Entries taken from a collection
--------

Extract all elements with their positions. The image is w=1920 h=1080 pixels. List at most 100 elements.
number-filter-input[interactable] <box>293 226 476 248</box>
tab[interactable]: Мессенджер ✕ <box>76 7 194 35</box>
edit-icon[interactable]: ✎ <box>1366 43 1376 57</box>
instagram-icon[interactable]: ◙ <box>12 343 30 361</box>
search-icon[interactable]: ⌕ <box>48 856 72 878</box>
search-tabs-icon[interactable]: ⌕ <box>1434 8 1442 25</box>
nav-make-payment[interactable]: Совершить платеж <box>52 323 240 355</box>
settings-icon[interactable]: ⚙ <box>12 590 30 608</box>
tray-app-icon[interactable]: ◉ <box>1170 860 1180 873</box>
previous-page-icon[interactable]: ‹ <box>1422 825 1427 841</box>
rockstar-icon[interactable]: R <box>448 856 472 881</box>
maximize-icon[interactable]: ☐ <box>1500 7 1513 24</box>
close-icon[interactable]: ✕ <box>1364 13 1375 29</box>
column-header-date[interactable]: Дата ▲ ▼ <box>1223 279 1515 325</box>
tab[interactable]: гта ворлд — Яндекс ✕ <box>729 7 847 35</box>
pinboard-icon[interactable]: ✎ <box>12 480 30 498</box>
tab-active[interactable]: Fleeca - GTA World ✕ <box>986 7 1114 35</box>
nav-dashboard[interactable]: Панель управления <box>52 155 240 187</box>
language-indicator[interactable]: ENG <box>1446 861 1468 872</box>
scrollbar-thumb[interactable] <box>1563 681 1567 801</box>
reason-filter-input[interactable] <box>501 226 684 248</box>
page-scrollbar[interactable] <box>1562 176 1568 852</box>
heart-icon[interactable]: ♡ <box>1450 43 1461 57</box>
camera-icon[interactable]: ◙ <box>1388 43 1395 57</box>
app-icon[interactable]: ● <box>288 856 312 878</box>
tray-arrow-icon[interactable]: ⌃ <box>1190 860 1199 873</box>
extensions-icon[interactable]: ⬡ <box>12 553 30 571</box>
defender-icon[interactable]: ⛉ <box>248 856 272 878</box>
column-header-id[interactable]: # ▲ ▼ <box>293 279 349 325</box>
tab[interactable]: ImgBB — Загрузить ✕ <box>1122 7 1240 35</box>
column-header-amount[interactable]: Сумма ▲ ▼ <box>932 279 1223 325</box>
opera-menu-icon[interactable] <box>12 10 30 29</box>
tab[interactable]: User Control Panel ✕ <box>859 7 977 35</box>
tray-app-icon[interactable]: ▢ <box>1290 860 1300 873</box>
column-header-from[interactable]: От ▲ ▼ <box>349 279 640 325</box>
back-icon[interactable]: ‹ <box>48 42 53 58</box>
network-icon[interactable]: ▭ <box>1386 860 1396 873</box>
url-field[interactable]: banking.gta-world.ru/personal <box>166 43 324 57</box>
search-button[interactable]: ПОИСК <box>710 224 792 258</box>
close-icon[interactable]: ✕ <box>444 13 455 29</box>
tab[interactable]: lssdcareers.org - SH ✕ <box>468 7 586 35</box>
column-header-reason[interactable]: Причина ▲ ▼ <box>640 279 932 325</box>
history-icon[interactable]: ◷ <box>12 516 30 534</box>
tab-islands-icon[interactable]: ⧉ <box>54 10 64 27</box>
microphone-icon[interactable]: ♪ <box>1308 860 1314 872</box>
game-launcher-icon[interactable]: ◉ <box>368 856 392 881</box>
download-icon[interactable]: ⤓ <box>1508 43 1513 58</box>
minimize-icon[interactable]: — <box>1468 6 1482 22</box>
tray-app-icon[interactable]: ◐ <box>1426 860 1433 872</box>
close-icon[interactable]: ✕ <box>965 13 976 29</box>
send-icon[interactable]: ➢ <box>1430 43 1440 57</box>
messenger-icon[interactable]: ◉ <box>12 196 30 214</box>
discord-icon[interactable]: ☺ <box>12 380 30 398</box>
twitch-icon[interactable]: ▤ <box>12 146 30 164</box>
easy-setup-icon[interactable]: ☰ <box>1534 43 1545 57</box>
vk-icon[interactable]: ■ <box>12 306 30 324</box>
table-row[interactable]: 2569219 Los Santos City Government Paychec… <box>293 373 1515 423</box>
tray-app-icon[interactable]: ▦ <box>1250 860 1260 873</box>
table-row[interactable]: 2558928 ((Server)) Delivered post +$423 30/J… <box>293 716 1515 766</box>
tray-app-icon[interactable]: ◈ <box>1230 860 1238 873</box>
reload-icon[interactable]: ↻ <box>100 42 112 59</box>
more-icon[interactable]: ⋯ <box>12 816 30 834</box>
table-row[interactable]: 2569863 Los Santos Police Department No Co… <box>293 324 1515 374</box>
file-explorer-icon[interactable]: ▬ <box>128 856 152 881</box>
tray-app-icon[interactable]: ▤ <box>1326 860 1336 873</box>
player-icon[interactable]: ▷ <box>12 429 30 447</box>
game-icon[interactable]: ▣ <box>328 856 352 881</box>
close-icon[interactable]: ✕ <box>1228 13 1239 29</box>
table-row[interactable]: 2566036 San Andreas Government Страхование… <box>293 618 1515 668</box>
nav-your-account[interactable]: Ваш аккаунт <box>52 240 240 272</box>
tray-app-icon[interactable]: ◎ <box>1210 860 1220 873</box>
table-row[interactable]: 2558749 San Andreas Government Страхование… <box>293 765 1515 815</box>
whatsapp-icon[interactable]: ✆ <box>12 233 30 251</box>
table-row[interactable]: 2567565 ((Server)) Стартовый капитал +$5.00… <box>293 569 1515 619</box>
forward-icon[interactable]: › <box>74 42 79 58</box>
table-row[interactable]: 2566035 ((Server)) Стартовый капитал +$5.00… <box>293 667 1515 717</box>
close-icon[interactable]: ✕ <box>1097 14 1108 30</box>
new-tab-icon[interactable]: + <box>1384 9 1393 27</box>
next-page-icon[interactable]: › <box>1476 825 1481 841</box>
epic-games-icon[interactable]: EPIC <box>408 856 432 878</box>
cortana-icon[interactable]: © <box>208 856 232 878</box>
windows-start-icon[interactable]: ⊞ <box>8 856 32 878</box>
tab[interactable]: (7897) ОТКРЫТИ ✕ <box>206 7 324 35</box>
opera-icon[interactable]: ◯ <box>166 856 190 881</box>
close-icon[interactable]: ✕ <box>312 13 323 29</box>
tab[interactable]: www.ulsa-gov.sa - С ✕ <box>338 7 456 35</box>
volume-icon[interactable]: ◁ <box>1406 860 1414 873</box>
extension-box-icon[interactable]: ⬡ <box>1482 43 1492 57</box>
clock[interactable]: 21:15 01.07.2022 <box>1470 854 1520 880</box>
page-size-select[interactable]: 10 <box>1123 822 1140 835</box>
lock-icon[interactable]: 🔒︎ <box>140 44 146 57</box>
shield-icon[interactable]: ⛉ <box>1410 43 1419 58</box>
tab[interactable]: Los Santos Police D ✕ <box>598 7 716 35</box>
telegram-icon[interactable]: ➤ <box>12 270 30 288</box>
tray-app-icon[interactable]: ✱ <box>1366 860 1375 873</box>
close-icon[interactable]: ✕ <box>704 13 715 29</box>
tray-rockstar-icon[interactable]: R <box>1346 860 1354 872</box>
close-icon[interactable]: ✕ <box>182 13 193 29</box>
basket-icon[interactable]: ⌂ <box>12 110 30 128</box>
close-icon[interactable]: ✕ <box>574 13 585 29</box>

--------

> [WRITTEN REQUEST] Edit everything from the start of the entries down to the line containing "search-icon[interactable]: ⌕ <box>48" by putting "clickable" wherever "interactable" appears, and leave all else unchanged.

> [RESULT]
Extract all elements with their positions. The image is w=1920 h=1080 pixels. List at most 100 elements.
number-filter-input[clickable] <box>293 226 476 248</box>
tab[clickable]: Мессенджер ✕ <box>76 7 194 35</box>
edit-icon[clickable]: ✎ <box>1366 43 1376 57</box>
instagram-icon[clickable]: ◙ <box>12 343 30 361</box>
search-icon[clickable]: ⌕ <box>48 856 72 878</box>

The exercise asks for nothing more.